Pourquoi je crois au futur des médias régionaux

Je viens de tester deux nouveaux réseaux sociaux de proximité ciblés (gaffe je me mets à parler comme un pro du marketing) : Qype.fr et Voisineo. C’est sympa, c’est mignon mais c’est vide. Peut-être que l’un ou l’autre deviendra le FaceBook local mais j’en doute. Pourquoi ? Parce que l’intérêt de s’inscrire est limité par leur concept même : l’un concerne les sorties, l’autre les commerces, d’autres proposent de commenter des marques, d’autres de se plaindre… Les gens ne vont pas multiplier les inscriptions à l’infini. Et s’ils le font pour découvrir un site, ils perdent vite l’intérêt initial et ne reviennent pas, alors que ces sites fonctionnent justement sur l’établissement d’une communauté active et surtout, participative.

L’actualité en revanche génère un intérêt renouvelé.

Bien des sites proposent à leurs visiteurs de s’informer sur l’état du Monde mais l’information locale est rare. C’est pourquoi je suis confiant dans l’avenir des médias locaux, et notamment des quotidiens régionaux en France. Ce sont les seuls, qui par leurs réseaux de journalistes et de correspondants, et l’attachement de leurs lecteurs à leur marque, peuvent capitaliser sur une audience renouvelée suffisante pour développer des services de proximité véritablement utiles.

Et s’ils deviennent utiles ces services, ils peuvent devenir payants. Vous voyez où je veux en venir ?

C’est le démon du marketing qui me reprend : se servir de l’information locale comme d’un produit d’appel pour développer un site basé sur une communauté géographique, capable de proposer un ensemble de services de proximité de grande valeur : pharmacies ouvertes la nuit, où trouver du lait à 22h, quel restaurant sert les meilleurs tartes flambées, etc. Croiser le social-networking à la Twitter / FaceBook avec l’intérêt d’interagir au sein d’une communauté régionale et l’actualité locale.
---------------
* [Tâche à réaliser]: D'après le texte sur l'avenir des médias régionaux, quels sont les deux réseaux sociaux de proximité qui ont été testés ? Servez-vous uniquement du texte ci-dessus.

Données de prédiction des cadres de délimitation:
---------------
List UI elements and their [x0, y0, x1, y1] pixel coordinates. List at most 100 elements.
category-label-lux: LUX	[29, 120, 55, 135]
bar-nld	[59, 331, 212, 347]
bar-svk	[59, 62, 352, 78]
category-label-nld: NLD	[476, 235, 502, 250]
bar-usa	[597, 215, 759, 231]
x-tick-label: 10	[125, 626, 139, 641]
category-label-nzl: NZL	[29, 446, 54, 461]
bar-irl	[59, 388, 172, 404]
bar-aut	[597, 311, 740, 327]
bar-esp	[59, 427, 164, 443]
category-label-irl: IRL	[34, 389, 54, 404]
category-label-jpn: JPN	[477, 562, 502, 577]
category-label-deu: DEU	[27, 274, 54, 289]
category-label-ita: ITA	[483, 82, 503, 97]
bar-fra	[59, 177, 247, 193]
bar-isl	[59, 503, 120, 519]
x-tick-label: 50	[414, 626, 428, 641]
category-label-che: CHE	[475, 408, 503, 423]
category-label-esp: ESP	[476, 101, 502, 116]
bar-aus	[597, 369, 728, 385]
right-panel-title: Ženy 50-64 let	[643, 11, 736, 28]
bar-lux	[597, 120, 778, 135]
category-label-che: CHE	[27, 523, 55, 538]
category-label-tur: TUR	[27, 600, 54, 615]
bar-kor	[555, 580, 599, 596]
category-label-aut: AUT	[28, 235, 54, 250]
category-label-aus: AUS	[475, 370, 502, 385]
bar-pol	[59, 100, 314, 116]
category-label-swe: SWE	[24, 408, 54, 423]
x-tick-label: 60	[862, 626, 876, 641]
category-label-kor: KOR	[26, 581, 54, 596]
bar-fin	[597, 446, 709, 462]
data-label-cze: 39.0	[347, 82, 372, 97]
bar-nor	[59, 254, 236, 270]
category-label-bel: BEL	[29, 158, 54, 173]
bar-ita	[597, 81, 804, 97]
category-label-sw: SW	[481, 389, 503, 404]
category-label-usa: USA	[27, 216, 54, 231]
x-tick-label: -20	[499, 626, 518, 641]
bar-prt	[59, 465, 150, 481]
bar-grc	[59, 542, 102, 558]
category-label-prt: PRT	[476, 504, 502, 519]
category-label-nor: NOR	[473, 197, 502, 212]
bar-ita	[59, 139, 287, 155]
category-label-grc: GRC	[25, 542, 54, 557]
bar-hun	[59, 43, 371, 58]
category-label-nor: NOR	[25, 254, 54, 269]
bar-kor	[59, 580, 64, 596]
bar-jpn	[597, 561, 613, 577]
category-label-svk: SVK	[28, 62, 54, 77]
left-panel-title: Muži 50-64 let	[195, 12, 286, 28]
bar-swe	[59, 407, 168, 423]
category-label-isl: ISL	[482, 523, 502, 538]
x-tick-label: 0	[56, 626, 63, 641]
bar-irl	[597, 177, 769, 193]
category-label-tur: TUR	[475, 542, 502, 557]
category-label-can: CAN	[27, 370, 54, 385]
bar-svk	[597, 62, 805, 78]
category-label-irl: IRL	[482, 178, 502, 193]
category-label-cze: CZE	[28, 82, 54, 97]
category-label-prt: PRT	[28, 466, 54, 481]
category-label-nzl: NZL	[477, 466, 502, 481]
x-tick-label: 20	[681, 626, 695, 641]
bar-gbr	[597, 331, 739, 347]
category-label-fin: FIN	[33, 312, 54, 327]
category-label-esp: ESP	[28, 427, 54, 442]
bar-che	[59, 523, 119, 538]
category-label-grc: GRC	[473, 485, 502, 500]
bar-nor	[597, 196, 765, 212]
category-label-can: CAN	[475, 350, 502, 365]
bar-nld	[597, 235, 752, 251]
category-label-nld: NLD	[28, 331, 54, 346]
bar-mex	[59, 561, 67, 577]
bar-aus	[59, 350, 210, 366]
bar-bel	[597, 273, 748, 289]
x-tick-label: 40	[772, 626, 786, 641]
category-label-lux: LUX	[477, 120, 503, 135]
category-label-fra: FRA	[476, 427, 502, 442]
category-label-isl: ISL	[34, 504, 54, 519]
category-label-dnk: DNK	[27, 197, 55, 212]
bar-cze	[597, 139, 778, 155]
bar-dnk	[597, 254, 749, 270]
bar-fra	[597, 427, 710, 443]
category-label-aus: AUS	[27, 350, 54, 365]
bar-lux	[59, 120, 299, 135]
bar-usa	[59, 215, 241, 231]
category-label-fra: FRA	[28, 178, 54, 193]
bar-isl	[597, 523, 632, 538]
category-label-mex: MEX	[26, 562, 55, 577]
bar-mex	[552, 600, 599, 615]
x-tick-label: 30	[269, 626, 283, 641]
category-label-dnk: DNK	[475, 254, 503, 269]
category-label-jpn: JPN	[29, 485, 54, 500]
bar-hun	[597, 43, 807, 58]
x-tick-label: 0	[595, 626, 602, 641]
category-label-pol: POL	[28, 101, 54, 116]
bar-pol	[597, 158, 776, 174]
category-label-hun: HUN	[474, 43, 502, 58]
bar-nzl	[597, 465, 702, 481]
---------------
* [Réponse rédigée]: Qype.fr et Voisineo.